### REQUIREMENT
Work out how many lines of the material below mention the word "this"; reply with the number only.

----- GIVEN DATA

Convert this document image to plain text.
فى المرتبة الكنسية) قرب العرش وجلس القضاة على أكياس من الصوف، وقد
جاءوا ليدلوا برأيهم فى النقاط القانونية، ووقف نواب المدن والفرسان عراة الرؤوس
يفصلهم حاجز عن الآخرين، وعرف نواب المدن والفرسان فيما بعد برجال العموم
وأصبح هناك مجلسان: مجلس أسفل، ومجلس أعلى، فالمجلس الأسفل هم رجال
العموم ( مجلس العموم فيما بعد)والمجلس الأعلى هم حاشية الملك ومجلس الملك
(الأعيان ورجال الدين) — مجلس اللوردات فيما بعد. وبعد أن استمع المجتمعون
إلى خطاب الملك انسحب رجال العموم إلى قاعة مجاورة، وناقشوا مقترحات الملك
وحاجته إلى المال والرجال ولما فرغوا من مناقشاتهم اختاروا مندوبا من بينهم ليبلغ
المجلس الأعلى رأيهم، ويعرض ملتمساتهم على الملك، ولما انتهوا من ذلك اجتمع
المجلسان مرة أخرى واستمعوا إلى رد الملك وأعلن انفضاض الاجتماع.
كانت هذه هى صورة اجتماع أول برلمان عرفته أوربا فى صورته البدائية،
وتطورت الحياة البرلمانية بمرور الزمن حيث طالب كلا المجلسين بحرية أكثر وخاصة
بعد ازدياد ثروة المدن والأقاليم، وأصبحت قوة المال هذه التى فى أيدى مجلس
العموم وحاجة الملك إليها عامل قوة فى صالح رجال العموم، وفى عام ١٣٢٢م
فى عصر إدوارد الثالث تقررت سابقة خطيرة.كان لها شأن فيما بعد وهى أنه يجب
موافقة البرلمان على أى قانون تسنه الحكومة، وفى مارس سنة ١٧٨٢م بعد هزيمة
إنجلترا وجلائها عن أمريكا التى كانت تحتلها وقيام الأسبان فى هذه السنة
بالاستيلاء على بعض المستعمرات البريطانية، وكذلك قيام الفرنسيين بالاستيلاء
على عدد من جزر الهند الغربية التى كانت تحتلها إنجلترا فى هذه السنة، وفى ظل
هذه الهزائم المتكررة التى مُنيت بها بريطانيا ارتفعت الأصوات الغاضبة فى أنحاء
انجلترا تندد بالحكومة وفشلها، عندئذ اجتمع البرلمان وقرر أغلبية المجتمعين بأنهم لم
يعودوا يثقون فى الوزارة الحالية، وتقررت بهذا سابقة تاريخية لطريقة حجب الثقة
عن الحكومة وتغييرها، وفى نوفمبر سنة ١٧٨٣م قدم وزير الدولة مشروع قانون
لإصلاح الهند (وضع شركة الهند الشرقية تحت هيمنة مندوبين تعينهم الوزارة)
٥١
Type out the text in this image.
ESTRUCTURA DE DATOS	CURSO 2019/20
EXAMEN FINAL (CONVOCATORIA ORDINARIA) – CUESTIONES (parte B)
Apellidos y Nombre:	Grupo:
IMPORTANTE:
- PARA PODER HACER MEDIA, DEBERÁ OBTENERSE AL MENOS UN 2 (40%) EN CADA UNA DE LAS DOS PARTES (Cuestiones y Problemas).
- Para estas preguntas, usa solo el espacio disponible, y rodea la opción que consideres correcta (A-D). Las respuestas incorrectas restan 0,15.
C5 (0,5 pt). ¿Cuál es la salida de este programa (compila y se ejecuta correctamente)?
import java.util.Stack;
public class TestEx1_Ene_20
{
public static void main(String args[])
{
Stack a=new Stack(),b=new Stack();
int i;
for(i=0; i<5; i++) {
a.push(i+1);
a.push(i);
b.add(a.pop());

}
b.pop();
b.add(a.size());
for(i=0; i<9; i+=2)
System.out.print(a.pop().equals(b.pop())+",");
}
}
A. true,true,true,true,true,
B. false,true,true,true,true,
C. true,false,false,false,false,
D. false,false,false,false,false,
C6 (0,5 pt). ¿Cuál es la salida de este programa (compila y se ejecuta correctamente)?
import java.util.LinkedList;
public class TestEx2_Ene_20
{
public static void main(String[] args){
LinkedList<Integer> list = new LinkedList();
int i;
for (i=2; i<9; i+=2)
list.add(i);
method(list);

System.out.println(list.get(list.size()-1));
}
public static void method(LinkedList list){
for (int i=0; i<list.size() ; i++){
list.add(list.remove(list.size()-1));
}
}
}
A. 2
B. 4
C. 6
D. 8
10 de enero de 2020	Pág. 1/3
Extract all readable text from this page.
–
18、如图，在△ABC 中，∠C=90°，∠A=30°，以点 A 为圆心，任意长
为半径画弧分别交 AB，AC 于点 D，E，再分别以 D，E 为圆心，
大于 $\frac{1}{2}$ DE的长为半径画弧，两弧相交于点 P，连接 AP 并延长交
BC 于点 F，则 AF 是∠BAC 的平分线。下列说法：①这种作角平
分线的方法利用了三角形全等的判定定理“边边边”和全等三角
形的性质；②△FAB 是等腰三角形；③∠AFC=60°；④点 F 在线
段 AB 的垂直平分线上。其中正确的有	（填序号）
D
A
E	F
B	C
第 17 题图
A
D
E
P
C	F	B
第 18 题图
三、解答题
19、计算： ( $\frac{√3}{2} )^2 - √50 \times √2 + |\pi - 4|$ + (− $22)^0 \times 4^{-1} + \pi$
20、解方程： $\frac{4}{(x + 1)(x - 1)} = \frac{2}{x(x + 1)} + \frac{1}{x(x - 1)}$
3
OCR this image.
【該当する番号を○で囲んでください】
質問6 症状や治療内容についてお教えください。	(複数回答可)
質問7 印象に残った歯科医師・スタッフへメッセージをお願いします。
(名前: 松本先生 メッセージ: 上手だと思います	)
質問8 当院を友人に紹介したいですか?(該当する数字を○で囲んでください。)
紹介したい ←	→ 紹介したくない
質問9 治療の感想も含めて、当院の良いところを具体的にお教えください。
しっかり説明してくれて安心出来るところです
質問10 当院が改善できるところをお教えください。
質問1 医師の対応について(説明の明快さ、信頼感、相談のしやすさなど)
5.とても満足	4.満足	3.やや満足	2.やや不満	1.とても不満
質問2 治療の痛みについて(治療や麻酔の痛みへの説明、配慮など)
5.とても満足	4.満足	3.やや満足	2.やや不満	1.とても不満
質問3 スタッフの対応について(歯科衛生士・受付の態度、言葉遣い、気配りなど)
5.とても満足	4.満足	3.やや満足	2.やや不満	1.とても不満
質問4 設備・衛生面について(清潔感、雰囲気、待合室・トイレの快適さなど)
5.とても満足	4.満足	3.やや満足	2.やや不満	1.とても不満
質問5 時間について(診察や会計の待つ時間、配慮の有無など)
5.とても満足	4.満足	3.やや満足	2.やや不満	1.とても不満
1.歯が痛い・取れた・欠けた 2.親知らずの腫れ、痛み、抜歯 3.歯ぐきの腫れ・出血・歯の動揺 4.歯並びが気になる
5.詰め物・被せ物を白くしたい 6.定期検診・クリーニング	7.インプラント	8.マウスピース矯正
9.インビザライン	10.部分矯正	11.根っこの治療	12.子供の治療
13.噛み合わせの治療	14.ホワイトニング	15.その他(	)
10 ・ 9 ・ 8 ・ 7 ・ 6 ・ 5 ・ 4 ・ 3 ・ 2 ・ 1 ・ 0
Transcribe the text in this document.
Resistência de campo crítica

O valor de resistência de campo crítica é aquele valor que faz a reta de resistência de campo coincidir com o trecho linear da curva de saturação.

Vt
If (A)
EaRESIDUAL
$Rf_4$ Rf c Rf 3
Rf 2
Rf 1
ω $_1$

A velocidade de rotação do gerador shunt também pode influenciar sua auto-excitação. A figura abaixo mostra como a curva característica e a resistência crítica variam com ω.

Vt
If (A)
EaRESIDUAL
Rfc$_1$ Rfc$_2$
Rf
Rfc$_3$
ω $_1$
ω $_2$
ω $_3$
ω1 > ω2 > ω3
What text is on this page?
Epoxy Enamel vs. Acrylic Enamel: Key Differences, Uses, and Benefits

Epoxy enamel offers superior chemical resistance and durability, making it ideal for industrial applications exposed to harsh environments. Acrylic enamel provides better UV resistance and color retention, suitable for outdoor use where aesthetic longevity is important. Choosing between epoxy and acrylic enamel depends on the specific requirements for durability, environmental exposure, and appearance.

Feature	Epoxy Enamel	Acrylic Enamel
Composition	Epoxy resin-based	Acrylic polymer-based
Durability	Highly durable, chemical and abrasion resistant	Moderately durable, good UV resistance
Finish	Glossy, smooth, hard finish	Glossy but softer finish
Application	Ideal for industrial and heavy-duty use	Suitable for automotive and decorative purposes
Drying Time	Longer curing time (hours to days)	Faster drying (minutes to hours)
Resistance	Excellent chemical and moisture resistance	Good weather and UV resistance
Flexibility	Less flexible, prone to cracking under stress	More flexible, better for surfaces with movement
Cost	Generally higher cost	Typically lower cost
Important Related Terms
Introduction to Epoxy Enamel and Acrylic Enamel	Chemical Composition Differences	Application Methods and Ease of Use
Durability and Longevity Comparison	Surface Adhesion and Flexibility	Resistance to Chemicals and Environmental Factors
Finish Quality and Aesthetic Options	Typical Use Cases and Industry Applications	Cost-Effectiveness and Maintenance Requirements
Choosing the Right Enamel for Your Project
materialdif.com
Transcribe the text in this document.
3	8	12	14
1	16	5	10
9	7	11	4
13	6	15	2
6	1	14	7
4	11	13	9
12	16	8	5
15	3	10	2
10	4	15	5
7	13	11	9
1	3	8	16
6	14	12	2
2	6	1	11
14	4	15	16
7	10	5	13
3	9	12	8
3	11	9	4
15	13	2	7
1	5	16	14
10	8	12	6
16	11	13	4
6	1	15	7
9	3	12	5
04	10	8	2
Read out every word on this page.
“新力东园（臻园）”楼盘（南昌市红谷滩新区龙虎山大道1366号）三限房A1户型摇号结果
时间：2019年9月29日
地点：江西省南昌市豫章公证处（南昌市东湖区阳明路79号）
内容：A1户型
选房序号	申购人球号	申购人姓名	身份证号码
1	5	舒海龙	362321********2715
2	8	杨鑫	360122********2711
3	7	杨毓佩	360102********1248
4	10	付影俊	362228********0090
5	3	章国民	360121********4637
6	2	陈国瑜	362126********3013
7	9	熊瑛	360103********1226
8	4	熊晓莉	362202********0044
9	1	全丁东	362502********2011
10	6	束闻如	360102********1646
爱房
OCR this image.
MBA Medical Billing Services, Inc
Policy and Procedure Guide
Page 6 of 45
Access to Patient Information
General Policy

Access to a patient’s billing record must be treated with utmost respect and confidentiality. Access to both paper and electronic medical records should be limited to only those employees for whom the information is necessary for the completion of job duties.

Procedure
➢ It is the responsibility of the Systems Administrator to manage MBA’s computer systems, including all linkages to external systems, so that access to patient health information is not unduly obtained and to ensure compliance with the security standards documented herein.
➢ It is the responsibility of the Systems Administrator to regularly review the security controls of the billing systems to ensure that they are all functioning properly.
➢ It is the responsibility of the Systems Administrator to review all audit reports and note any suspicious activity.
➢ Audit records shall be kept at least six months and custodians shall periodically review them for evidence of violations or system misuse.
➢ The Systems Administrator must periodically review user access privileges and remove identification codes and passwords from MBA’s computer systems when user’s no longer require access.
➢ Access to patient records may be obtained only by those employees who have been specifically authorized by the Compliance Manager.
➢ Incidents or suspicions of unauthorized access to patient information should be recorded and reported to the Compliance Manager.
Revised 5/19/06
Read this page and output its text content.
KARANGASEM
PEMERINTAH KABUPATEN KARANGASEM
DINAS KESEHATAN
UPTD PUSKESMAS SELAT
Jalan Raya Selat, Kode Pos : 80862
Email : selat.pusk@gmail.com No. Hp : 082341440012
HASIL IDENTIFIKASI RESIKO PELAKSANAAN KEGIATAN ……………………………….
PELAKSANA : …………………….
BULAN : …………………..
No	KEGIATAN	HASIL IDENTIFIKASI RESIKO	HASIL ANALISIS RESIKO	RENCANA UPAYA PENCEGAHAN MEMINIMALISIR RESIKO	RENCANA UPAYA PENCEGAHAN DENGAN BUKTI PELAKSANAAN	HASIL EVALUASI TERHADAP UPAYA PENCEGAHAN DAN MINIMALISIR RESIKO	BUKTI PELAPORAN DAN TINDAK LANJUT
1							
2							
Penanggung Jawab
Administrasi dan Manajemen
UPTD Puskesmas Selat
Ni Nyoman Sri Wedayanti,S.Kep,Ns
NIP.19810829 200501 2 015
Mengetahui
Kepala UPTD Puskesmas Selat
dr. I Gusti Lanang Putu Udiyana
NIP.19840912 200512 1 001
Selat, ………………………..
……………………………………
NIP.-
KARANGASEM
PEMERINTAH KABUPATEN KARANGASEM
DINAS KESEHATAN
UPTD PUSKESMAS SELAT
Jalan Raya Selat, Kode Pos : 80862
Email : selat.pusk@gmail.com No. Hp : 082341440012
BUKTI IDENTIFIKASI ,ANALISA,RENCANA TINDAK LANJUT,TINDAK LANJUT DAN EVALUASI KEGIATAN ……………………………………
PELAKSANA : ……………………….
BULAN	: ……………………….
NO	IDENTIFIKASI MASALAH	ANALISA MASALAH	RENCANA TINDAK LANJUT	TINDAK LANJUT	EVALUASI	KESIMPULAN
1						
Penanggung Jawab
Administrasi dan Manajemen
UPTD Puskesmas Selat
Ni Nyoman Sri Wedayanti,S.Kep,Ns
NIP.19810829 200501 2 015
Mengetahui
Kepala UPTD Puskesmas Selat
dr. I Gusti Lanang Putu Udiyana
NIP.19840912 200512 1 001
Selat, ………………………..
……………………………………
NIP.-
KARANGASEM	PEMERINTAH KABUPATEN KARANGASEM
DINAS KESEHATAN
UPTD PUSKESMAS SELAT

----------

### ANSWER
10